Excerpted records
:::::

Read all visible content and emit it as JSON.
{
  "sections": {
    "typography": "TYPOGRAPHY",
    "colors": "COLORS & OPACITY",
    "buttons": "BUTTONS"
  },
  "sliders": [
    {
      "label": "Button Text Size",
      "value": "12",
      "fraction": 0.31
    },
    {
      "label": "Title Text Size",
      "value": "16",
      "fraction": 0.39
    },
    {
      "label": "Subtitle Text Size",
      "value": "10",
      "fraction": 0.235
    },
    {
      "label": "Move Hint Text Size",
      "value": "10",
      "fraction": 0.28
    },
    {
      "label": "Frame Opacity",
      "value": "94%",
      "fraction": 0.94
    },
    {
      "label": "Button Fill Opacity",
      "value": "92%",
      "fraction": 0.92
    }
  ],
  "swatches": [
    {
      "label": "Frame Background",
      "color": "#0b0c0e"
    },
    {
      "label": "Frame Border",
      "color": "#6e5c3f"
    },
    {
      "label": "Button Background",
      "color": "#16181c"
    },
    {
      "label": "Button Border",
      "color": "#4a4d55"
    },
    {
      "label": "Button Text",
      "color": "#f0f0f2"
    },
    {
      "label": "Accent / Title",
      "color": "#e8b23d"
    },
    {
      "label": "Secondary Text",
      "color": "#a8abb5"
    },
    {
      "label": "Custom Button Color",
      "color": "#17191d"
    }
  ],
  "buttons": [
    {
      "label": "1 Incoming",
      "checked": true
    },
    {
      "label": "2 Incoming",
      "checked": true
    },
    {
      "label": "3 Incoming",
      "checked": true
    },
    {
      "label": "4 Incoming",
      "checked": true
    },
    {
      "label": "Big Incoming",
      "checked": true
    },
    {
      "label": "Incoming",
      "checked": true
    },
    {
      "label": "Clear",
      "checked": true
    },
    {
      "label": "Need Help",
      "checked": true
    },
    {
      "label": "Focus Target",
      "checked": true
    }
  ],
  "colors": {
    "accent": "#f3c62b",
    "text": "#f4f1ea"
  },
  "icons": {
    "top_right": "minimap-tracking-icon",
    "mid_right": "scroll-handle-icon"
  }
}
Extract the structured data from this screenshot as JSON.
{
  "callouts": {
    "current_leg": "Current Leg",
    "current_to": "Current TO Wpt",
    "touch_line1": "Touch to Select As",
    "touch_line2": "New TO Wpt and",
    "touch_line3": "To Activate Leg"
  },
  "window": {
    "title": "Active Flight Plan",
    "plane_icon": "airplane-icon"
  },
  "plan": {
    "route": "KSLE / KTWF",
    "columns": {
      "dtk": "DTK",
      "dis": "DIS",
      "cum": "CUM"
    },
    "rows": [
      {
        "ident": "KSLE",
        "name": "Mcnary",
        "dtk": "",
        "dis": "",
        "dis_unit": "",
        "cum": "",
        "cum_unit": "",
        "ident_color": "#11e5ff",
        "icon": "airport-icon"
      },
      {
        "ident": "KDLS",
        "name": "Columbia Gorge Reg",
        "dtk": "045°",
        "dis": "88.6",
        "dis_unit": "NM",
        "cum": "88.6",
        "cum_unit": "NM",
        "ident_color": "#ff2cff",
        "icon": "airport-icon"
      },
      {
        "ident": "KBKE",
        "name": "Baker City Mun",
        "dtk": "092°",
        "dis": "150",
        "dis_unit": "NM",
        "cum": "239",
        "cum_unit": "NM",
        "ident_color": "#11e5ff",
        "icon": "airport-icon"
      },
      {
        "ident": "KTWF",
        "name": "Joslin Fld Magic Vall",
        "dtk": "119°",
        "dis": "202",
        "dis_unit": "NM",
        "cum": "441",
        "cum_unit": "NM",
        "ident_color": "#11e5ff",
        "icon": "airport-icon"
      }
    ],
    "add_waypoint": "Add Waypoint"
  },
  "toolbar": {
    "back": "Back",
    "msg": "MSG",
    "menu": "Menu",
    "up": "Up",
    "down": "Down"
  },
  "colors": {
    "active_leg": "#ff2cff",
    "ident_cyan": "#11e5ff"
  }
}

:::::

Requirement
Your task is to list each line of the records with the word "Background".

Task output
      "label": "Frame Background",
      "label": "Button Background",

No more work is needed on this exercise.